__Passage for review__:
######
Thankfully, it seems that the implications of Occupy Sandy will go far beyond the relief effort. In Red Hook, a Brooklyn neighborhood hit extremely hard by the hurricane and still without power, a mesh net that was set up in 2011 has allowed residents to seek help over social media and communicate with the outside world. Occupy Sandy organizer Shawn Carrié tweeted the following sentiments on November 12. “I think other people can also feel this, that in #RedHook we’re working with something bigger than @OccupySandy, it just doesn’t have a name”.

The trend toward the development of parallel institutions of political and social empowerment is not limited to New York, nor to the narrow context of disaster relief. Since the very first days of the Occupy Movement, utilizing models of horizontal social organization has been a primary focus. The decision-making model of the General Assembly employed in Zuccotti Park (NYC), Main St. (Portland, OR), and thousands of cities around the world stands in stark contrast not only to the hierarchical methods of social control employed by the State, but also to the operation of many activist organizations and unions, in which a few people make decisions and put them into action on behalf of the rank and file. Creating participatory institutions is essential not only for timely and appropriate relief in the wake of cataclysmic events, but also to build powerful alternatives to the exploitation that is neoliberal capitalism.
######
__Information supplied__:
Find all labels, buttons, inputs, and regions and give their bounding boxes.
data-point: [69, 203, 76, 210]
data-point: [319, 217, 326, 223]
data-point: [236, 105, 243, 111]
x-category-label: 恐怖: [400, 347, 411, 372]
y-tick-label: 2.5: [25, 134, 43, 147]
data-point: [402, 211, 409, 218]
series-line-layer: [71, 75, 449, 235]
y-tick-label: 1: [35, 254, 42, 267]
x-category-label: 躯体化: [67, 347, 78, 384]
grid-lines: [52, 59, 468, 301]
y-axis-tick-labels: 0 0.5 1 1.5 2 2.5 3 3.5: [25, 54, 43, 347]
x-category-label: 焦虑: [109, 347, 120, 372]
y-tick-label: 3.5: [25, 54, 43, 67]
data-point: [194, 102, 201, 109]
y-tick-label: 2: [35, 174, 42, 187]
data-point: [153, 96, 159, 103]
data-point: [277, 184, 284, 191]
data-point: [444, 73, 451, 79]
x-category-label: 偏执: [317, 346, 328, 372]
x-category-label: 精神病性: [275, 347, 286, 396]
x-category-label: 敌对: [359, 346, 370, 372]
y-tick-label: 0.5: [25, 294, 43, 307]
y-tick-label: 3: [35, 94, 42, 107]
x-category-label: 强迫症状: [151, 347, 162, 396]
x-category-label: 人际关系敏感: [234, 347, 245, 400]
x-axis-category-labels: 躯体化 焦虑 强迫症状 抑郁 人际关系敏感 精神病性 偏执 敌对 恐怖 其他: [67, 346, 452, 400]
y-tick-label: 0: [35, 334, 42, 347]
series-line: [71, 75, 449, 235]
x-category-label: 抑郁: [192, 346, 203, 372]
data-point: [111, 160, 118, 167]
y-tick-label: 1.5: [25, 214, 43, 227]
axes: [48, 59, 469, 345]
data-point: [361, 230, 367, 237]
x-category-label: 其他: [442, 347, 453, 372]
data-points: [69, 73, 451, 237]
######
__Activity list__:
• 1. According to the passage on Occupy Sandy, in what year was the mesh net in Red Hook set up?
• 2. Pick up the passage on Occupy Sandy after its final sentence and continue it.

__Activity answers__:
• 1. 2011

• 2.
Photo by Iwan Baan/New York Magazine

It must be explicitly recognized that when people organize to ensure that their needs and the needs of those around them are met, they are not just improving their immediate environment. In bolstering the political legitimacy of their respective communities, they consequently delegitimize institutions that perpetuate existing power structures. The growth of a revolutionary movement requires the cultivation of a widespread awareness that to empower communities is to seize power from the State, that such a process is conducive to the betterment of all life, and should be pursued with the goal of overtaking the State (in terms of political legitimacy) and the financial sector (in terms of economic control).

The concept of creating parallel institutions that operate through participatory decision-making and mutual aid is applicable to the movement in its present forms and provides an answer to questions of what the movement wants and how it plans to move forward.

The proliferation of models for localized, participatory decision-making and community empowerment is already wide. The efforts that constitute Occupy Sandy are only the latest and most prominent examples of how this movement has become more than a collection of issue-based agitators or a series of protests. Further, global efforts to liberate living space, achieve food sovereignty, defend against police terrorism, and support workers’ struggles were underway long before the Occupy Movement.

A prerequisite to social revolution is a situation of dual power. The American Revolution of 1776 had its Continental Congress. Elected members of the Irish revolutionary party Sinn Féin had their First Dáil. Venezuelans have their communal councils. We have our Assemblies. Ours must be forums not only for coordinating demonstrations, but for organizing the primary aspects of social life.

Will we recognize and accelerate our steady advance toward situations in which our institutions—the Neighborhood/General Assemblies, Spokes Councils, and other horizontal models—directly confront the decaying and increasingly destructive institutions of neoliberal capitalism?

In order to move forward, both organizers and the broader public must internalize that we are not simply protesting corporate greed, but creating new ways of life: methodically, intentionally, and with a coherent vision. We work for a world of self-determined communities that control their means of production, a world where individuals have agency over their lives, and where the cumulative result of millennia of human development is used for the benefit of all life.